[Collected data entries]
···
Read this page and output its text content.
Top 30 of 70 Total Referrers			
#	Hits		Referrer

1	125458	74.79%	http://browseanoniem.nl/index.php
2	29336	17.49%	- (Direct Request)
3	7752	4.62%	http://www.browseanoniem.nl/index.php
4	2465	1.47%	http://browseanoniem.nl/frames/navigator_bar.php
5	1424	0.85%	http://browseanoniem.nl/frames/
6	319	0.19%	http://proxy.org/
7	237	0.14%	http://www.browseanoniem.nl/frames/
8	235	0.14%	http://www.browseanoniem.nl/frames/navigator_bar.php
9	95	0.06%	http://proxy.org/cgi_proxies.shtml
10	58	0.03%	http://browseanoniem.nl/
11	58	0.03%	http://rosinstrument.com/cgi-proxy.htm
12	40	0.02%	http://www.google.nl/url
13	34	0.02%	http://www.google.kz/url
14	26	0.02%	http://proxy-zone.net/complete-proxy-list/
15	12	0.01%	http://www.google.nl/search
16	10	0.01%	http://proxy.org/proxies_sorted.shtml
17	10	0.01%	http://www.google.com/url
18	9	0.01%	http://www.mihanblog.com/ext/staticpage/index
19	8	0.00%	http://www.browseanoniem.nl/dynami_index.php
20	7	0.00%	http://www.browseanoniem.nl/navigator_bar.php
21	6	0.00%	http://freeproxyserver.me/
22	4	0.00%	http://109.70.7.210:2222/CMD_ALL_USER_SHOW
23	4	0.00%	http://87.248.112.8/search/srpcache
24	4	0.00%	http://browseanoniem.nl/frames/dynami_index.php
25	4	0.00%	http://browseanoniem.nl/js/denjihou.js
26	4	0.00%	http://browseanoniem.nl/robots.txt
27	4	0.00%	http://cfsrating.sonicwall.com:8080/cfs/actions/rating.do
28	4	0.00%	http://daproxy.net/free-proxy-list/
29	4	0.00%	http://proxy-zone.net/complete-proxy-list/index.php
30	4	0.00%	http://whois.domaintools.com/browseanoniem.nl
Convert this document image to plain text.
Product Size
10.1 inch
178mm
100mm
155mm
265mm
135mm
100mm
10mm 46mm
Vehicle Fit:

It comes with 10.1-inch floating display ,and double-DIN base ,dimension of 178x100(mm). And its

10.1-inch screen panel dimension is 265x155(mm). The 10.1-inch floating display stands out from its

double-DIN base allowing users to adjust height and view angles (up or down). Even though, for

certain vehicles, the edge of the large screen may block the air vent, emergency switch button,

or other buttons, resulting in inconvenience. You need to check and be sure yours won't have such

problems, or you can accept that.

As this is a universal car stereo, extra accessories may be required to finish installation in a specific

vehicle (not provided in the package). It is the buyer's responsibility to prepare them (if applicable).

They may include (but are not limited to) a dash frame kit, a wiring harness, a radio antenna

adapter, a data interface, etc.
···
DIRECTIONS FOR THIS TASK =
Extract all lines from the data in which "zone" is found.

FULL RESPONSE =
14	26	0.02%	http://proxy-zone.net/complete-proxy-list/
29	4	0.00%	http://proxy-zone.net/complete-proxy-list/index.php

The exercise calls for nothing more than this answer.